What is asked
Compute how many lines in the entries below contain "rectum", and output nothing but the number.

Entries
▬▬▬▬▬▬

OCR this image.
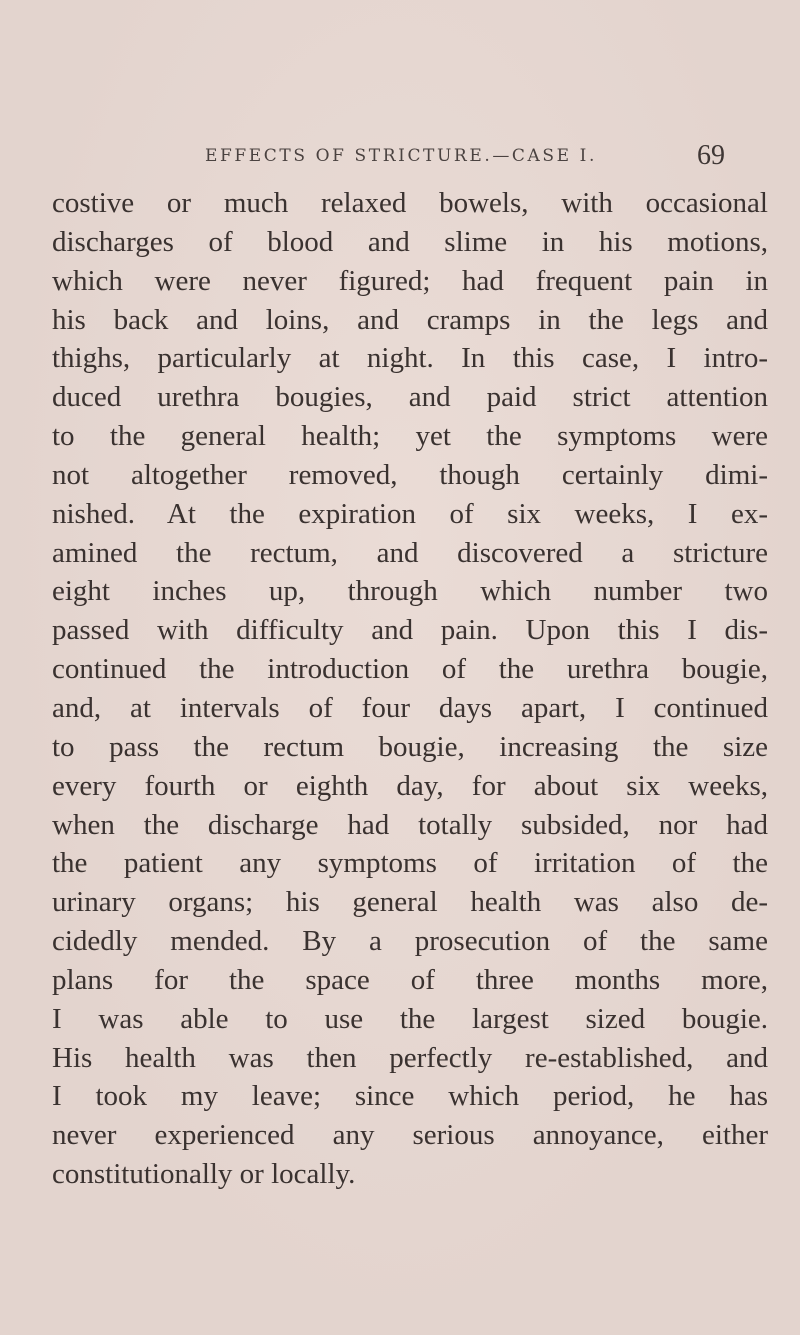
EFFECTS OF STRICTURE.—CASE I.	69
costive or much relaxed bowels, with occasional
discharges of blood and slime in his motions,
which were never figured; had frequent pain in
his back and loins, and cramps in the legs and
thighs, particularly at night. In this case, I intro-
duced urethra bougies, and paid strict attention
to the general health; yet the symptoms were
not altogether removed, though certainly dimi-
nished. At the expiration of six weeks, I ex-
amined the rectum, and discovered a stricture
eight inches up, through which number two
passed with difficulty and pain. Upon this I dis-
continued the introduction of the urethra bougie,
and, at intervals of four days apart, I continued
to pass the rectum bougie, increasing the size
every fourth or eighth day, for about six weeks,
when the discharge had totally subsided, nor had
the patient any symptoms of irritation of the
urinary organs; his general health was also de-
cidedly mended. By a prosecution of the same
plans for the space of three months more,
I was able to use the largest sized bougie.
His health was then perfectly re-established, and
I took my leave; since which period, he has
never experienced any serious annoyance, either
constitutionally or locally.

▬▬▬▬▬▬

Answer to the problem
2